▽

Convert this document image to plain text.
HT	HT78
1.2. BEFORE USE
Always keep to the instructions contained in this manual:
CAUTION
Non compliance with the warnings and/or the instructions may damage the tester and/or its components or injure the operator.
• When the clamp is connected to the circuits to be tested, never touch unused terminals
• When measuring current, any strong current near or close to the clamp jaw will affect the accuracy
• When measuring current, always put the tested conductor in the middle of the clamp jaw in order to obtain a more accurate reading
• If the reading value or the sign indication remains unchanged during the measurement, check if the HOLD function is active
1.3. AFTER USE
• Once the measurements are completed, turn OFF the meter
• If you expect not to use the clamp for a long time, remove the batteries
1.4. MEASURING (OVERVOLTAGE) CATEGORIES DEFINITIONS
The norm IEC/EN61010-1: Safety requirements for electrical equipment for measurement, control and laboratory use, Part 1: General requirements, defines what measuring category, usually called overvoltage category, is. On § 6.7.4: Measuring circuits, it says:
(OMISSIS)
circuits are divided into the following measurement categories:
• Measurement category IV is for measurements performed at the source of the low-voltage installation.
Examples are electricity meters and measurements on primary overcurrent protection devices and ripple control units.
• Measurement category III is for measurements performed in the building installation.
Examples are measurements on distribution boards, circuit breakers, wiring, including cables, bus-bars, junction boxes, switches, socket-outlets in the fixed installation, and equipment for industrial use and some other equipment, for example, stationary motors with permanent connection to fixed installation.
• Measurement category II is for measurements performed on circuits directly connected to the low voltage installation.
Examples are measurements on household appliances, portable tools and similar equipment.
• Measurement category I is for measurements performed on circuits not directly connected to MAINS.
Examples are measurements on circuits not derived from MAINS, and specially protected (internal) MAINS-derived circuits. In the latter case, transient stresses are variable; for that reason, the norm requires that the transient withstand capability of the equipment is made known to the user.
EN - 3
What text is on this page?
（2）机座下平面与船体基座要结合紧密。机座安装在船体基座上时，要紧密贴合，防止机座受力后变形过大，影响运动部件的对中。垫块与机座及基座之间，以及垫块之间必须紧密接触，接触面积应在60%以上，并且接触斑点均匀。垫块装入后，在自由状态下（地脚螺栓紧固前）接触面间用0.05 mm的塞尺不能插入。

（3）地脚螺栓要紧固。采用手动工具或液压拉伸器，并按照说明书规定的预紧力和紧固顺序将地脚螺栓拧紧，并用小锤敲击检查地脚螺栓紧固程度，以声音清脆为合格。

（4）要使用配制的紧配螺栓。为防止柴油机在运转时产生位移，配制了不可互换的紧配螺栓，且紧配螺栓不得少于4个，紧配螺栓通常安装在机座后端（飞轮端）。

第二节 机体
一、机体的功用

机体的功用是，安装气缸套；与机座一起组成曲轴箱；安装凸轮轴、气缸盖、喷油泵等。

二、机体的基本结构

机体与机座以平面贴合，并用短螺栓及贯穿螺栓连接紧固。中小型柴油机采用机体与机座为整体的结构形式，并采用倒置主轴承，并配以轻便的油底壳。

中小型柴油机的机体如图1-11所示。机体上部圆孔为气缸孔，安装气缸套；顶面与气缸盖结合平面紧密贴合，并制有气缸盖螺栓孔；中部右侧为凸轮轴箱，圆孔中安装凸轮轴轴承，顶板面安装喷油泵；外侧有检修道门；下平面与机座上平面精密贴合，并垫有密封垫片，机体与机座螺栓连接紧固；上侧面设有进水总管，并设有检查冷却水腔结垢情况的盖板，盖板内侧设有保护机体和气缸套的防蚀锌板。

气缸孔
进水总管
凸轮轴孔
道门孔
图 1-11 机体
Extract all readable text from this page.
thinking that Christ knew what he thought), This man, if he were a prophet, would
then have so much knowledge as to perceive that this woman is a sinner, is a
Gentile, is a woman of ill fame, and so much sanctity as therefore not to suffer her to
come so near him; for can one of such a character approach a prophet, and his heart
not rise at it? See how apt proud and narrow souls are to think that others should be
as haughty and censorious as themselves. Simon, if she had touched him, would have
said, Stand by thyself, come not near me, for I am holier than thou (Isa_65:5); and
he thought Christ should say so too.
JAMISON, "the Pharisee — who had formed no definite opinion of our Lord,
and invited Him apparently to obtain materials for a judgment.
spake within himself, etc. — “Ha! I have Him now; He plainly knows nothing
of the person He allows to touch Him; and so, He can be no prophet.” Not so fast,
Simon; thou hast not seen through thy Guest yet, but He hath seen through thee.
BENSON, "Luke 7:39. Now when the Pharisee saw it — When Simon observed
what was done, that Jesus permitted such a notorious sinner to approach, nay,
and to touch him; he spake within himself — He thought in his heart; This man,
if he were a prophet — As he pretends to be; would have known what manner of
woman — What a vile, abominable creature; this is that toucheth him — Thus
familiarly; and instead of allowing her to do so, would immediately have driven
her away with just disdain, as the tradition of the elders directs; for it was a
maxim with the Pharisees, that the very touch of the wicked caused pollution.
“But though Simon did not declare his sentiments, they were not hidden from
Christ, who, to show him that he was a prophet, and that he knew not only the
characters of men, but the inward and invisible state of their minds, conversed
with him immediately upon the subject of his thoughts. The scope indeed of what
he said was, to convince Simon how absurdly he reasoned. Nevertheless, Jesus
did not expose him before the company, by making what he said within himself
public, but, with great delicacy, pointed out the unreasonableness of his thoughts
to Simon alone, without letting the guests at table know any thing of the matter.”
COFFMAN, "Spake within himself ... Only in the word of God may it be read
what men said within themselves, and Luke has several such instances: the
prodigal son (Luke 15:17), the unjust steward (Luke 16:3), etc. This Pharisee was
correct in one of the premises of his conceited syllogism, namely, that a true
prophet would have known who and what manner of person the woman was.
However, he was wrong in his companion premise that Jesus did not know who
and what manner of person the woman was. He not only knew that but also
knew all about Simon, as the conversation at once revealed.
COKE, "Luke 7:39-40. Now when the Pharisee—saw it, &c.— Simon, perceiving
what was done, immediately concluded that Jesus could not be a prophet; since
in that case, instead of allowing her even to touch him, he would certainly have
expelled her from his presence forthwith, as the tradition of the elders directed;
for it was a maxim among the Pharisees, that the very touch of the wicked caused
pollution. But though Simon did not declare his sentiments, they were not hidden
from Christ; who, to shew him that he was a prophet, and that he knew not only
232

△

(REQUIRED WORK)
Track down every line with the word "were" and copy it.

(ANSWER TO THE EXERCISE)
thinking that Christ knew what he thought), This man, if he were a prophet, would
if he were a prophet — As he pretends to be; would have known what manner of
“But though Simon did not declare his sentiments, they were not hidden from
pollution. But though Simon did not declare his sentiments, they were not hidden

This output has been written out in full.